[EXERCISE DIRECTIONS]
Give as a JSON list of strings the items from the line containing "y-tick-label: 120% [893,493,943,513]" through the line containing "legend-label: 宝信软件 [1113,1033,1180,1052]", one string per line with blank lines omitted.

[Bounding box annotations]

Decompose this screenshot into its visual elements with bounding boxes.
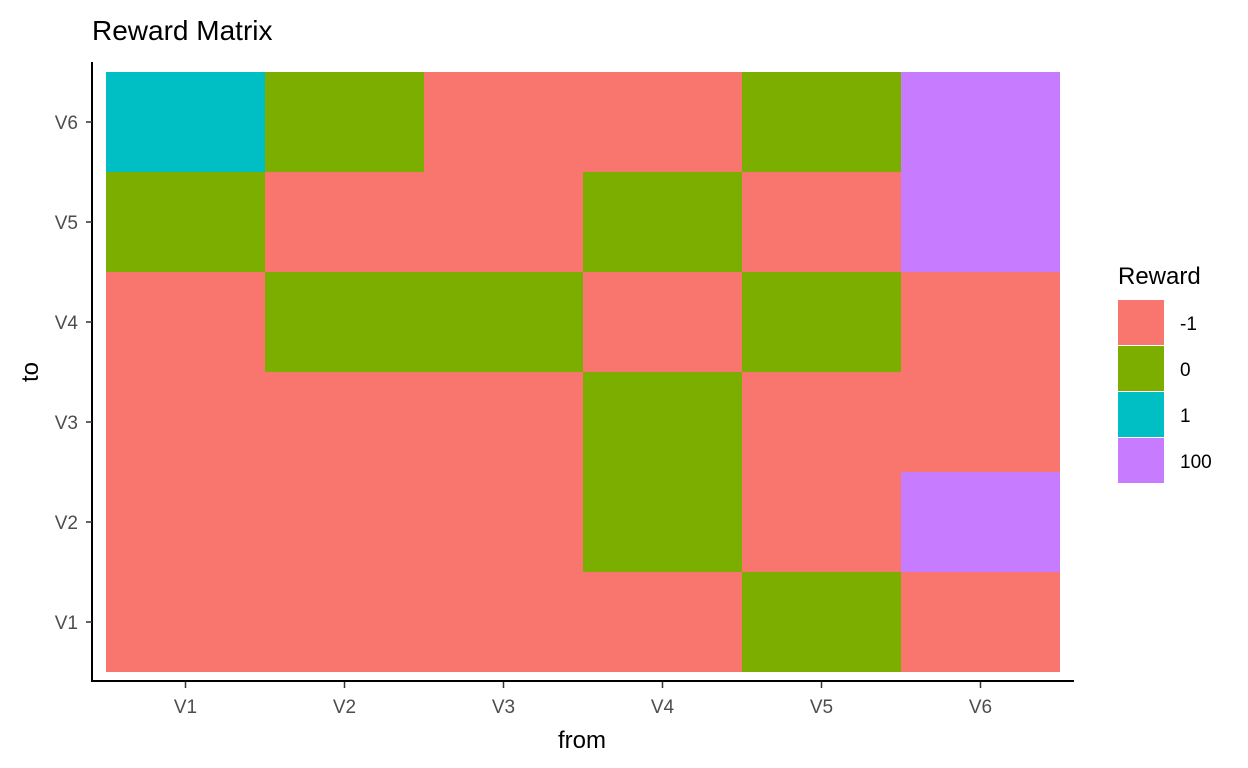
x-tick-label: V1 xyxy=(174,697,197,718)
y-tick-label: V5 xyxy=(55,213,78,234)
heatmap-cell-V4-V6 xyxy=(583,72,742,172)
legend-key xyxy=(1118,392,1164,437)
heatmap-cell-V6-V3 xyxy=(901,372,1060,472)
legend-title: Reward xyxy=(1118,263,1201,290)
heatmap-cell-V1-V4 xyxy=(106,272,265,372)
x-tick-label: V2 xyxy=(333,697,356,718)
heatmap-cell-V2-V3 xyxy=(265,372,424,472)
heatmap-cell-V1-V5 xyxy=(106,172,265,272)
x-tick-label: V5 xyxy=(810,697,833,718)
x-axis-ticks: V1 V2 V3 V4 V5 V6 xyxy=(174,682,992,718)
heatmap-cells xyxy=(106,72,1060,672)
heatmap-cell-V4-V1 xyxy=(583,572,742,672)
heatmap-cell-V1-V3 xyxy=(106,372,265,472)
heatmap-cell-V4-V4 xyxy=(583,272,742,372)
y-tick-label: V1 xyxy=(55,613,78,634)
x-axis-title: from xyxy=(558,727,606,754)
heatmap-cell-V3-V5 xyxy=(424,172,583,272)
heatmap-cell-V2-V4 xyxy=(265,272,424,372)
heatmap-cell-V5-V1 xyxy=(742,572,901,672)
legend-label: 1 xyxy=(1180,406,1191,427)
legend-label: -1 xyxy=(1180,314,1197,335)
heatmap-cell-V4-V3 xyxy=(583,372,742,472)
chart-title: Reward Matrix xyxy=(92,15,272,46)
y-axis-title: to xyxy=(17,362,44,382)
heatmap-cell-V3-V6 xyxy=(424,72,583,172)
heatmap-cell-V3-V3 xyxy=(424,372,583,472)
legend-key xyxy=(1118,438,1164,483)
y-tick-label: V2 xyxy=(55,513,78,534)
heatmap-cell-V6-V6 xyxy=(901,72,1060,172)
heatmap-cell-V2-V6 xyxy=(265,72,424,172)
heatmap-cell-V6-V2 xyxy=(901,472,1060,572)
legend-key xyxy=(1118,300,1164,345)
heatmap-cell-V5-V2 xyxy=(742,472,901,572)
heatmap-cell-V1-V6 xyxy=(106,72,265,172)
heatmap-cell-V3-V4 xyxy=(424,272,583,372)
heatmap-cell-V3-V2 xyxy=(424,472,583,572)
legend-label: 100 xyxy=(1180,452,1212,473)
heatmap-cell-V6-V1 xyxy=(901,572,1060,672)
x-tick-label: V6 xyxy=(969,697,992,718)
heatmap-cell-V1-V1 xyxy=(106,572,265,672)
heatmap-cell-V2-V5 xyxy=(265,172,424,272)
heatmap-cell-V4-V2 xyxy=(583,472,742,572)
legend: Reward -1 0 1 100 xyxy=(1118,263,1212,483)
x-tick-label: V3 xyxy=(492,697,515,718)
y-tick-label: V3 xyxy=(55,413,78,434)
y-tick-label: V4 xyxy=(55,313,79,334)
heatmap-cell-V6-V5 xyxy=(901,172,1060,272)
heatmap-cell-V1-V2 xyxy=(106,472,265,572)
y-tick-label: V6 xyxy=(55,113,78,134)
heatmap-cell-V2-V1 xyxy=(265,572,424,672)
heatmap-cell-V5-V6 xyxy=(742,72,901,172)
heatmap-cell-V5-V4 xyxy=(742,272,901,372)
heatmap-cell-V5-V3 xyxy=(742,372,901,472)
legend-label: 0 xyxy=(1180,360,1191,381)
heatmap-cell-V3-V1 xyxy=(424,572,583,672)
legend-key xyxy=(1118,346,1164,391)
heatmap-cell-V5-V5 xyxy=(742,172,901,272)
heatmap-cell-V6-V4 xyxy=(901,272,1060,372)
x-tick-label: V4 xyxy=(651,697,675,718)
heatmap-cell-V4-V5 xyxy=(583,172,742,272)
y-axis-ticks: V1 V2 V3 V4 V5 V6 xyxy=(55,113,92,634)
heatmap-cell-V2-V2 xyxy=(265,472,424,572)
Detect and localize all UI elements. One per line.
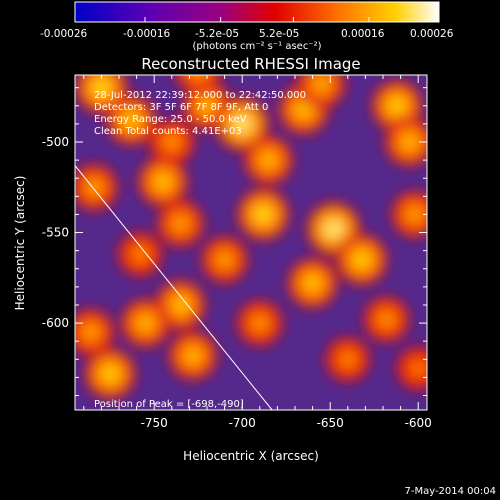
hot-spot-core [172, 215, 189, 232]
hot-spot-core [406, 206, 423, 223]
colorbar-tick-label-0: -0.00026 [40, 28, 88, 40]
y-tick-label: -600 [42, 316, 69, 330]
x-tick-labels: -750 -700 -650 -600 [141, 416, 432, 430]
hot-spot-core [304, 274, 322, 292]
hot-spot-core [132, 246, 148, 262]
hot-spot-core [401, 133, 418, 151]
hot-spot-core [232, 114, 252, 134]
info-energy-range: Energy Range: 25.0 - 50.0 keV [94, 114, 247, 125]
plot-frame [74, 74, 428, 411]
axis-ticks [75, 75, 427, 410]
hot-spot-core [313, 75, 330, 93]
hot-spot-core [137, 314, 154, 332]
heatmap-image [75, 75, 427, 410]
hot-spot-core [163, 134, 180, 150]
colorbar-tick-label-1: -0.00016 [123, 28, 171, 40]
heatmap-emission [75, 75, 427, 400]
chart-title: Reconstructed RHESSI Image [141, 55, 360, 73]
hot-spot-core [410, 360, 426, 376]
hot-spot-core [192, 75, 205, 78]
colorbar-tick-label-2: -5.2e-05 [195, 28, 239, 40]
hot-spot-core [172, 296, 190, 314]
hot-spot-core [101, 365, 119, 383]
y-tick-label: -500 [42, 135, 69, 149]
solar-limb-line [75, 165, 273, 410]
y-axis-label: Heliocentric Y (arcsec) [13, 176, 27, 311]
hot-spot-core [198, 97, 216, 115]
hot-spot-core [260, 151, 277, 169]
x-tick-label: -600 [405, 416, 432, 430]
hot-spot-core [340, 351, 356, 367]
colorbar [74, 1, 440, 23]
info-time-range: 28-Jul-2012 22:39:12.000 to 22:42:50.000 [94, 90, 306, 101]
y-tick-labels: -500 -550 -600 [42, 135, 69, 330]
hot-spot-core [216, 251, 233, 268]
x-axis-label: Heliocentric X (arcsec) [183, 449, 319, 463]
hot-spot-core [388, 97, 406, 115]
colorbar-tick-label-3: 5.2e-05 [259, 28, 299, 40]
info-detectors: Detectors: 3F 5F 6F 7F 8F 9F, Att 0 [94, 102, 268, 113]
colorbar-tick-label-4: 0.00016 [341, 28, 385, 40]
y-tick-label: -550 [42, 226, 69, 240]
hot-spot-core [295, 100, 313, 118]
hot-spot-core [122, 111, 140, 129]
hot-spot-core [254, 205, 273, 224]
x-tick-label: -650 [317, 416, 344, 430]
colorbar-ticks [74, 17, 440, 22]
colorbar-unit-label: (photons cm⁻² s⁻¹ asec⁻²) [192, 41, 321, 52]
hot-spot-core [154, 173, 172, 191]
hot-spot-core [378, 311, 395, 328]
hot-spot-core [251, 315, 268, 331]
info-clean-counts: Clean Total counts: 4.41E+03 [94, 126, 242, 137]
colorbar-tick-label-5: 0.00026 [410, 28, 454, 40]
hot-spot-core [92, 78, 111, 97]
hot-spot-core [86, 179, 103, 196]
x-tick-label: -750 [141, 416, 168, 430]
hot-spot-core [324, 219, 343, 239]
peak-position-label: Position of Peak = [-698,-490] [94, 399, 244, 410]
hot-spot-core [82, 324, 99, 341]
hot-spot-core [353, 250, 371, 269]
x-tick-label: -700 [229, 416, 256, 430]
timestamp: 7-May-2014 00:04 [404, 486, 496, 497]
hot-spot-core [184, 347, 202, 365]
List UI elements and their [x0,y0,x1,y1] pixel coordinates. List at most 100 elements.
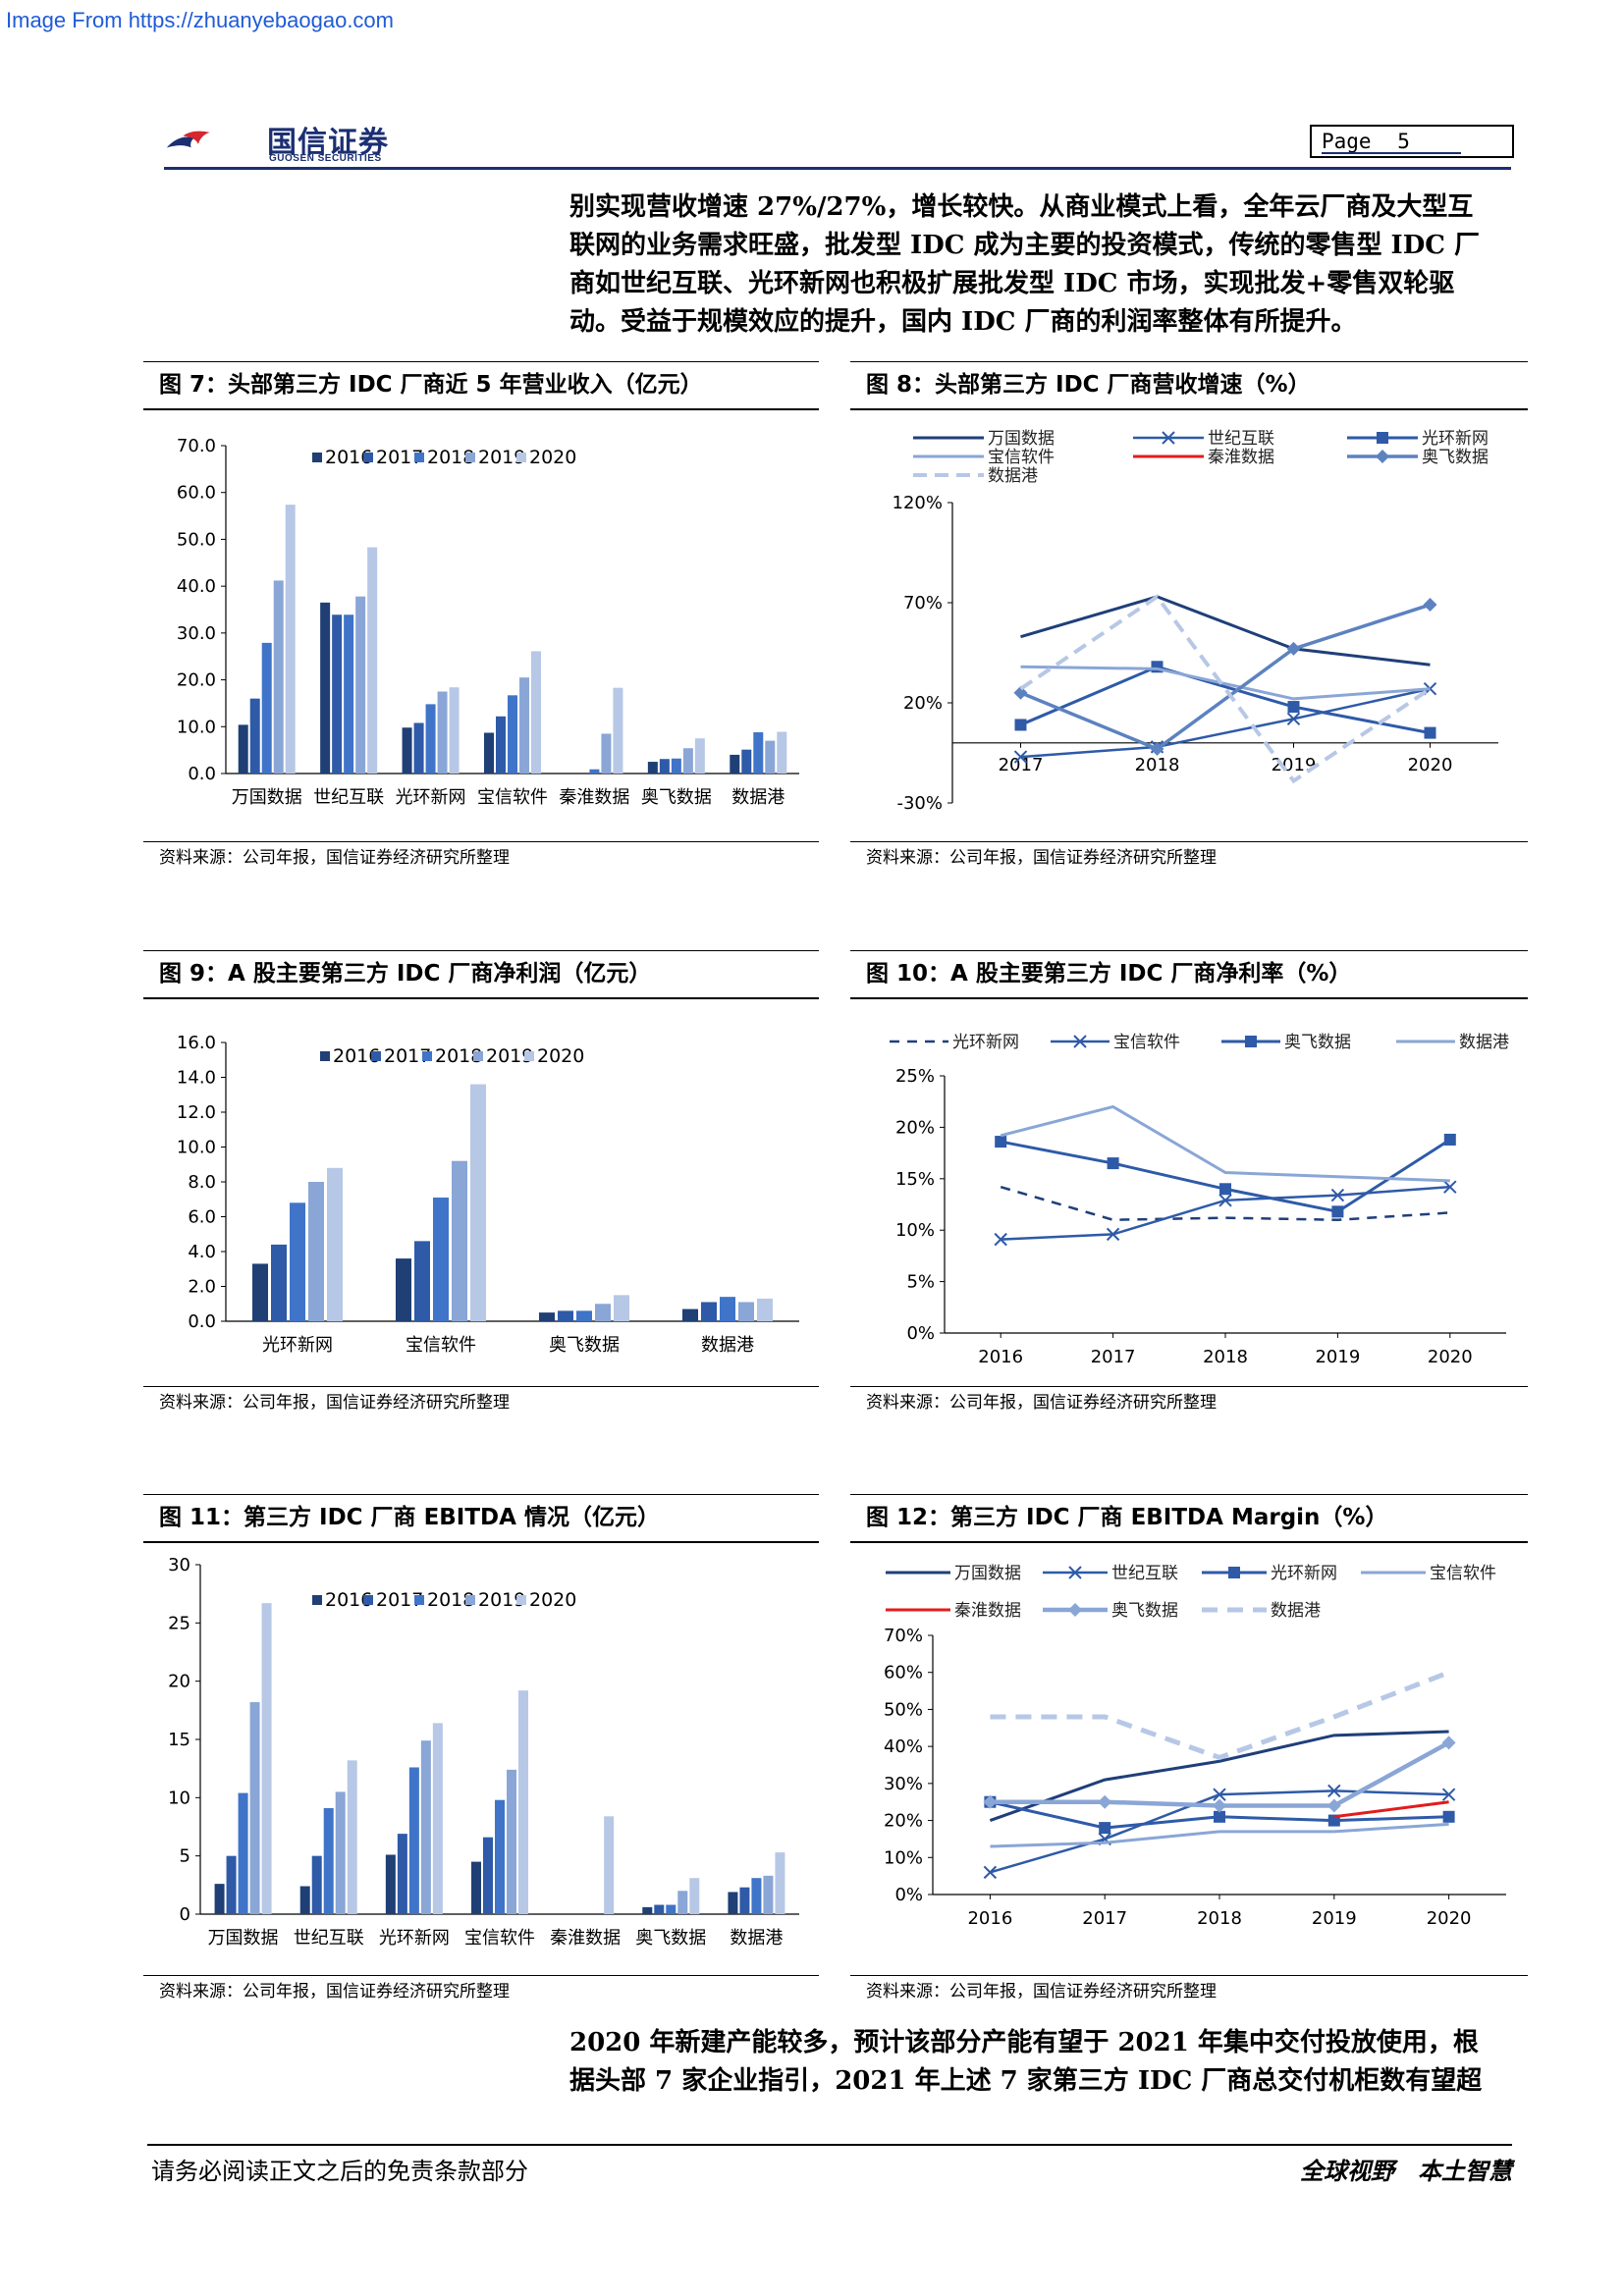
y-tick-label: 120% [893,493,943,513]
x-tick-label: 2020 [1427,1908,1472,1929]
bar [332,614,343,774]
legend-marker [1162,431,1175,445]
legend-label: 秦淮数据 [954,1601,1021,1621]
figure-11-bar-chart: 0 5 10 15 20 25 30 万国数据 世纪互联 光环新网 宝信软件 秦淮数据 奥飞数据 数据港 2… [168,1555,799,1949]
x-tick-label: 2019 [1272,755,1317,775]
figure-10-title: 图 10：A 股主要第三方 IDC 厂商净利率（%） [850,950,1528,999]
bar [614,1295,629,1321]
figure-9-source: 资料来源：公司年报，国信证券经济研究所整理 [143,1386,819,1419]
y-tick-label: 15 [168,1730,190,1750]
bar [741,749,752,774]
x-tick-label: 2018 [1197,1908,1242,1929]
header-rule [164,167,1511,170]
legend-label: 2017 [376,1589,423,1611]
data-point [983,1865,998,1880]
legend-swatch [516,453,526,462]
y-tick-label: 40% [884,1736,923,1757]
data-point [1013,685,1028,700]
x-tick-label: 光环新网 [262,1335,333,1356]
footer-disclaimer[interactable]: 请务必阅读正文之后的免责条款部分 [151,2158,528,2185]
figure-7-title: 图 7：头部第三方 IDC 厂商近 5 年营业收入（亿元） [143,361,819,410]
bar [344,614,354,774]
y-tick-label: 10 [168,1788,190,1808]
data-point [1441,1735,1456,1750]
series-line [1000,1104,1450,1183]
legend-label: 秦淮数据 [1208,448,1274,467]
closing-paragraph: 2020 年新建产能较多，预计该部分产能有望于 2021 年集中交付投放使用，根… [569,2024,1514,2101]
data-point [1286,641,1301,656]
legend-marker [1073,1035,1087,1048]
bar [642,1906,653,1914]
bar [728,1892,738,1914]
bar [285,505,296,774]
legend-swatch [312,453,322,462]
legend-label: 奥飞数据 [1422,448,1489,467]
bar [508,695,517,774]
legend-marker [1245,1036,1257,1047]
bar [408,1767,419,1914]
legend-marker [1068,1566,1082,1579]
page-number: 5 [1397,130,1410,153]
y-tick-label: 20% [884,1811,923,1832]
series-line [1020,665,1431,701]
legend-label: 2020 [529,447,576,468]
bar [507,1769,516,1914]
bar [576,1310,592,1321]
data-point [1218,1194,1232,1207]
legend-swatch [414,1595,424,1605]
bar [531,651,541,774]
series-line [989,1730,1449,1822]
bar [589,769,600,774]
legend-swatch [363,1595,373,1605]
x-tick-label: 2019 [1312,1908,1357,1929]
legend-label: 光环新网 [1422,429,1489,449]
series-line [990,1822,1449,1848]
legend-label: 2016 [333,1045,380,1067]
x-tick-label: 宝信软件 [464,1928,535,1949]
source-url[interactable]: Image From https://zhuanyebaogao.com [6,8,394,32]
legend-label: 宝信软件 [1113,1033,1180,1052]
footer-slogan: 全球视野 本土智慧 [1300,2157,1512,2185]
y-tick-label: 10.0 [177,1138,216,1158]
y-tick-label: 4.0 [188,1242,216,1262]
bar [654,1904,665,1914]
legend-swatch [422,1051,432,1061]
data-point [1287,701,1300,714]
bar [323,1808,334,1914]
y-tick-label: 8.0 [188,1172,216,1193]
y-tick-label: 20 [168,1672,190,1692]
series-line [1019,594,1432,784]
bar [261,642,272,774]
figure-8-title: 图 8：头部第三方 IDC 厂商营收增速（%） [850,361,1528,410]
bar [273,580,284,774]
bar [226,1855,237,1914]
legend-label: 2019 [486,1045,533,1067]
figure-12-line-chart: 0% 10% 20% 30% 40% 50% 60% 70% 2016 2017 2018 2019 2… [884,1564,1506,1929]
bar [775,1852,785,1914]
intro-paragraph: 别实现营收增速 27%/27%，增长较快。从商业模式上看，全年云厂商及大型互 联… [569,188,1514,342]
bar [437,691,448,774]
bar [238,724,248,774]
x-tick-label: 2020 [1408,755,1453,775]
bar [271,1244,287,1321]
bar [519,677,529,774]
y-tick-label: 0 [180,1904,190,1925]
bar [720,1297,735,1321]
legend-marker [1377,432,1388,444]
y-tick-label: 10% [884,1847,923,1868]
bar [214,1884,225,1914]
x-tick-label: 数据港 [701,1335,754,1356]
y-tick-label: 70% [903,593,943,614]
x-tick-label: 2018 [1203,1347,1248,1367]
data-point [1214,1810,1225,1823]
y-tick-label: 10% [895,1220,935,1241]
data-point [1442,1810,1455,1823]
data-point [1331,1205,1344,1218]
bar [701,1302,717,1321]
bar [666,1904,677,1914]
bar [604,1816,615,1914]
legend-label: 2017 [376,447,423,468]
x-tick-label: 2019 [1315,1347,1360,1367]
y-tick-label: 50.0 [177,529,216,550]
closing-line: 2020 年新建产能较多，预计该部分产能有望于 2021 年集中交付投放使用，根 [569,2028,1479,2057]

[TASK OUTPUT]
[
  "y-tick-label: 120% [893,493,943,513]",
  "x-tick-label: 2020 [1427,1908,1472,1929]",
  "bar [332,614,343,774]",
  "legend-marker [1162,431,1175,445]",
  "legend-label: 秦淮数据 [954,1601,1021,1621]",
  "figure-11-bar-chart: 0 5 10 15 20 25 30 万国数据 世纪互联 光环新网 宝信软件 秦淮数据 奥飞数据 数据港 2… [168,1555,799,1949]",
  "x-tick-label: 2019 [1272,755,1317,775]",
  "figure-10-title: 图 10：A 股主要第三方 IDC 厂商净利率（%） [850,950,1528,999]",
  "bar [614,1295,629,1321]",
  "figure-9-source: 资料来源：公司年报，国信证券经济研究所整理 [143,1386,819,1419]",
  "y-tick-label: 15 [168,1730,190,1750]",
  "bar [741,749,752,774]",
  "x-tick-label: 2018 [1197,1908,1242,1929]",
  "header-rule [164,167,1511,170]",
  "legend-label: 2017 [376,1589,423,1611]",
  "data-point [983,1865,998,1880]",
  "legend-swatch [516,453,526,462]",
  "y-tick-label: 40% [884,1736,923,1757]",
  "data-point [1013,685,1028,700]",
  "x-tick-label: 光环新网 [262,1335,333,1356]",
  "footer-disclaimer[interactable]: 请务必阅读正文之后的免责条款部分 [151,2158,528,2185]",
  "figure-7-title: 图 7：头部第三方 IDC 厂商近 5 年营业收入（亿元） [143,361,819,410]",
  "bar [344,614,354,774]",
  "y-tick-label: 10 [168,1788,190,1808]",
  "data-point [1441,1735,1456,1750]",
  "series-line [1000,1104,1450,1183]",
  "legend-label: 秦淮数据 [1208,448,1274,467]",
  "closing-paragraph: 2020 年新建产能较多，预计该部分产能有望于 2021 年集中交付投放使用，根… [569,2024,1514,2101]",
  "data-point [1286,641,1301,656]",
  "legend-marker [1073,1035,1087,1048]",
  "bar [642,1906,653,1914]",
  "bar [728,1892,738,1914]",
  "bar [285,505,296,774]",
  "legend-swatch [312,453,322,462]",
  "legend-label: 奥飞数据 [1422,448,1489,467]",
  "bar [508,695,517,774]",
  "legend-marker [1245,1036,1257,1047]",
  "bar [408,1767,419,1914]",
  "legend-marker [1068,1566,1082,1579]",
  "page-number: 5 [1397,130,1410,153]",
  "y-tick-label: 20% [884,1811,923,1832]",
  "series-line [1020,665,1431,701]",
  "legend-label: 2020 [529,447,576,468]",
  "bar [507,1769,516,1914]",
  "bar [576,1310,592,1321]",
  "data-point [1218,1194,1232,1207]",
  "legend-swatch [414,1595,424,1605]",
  "bar [531,651,541,774]",
  "series-line [989,1730,1449,1822]",
  "bar [589,769,600,774]",
  "legend-swatch [363,1595,373,1605]",
  "x-tick-label: 2019 [1312,1908,1357,1929]",
  "legend-label: 光环新网 [1422,429,1489,449]",
  "series-line [990,1822,1449,1848]",
  "legend-label: 2016 [333,1045,380,1067]",
  "x-tick-label: 宝信软件 [464,1928,535,1949]",
  "source-url[interactable]: Image From https://zhuanyebaogao.com [6,8,394,32]",
  "legend-label: 宝信软件 [1113,1033,1180,1052]"
]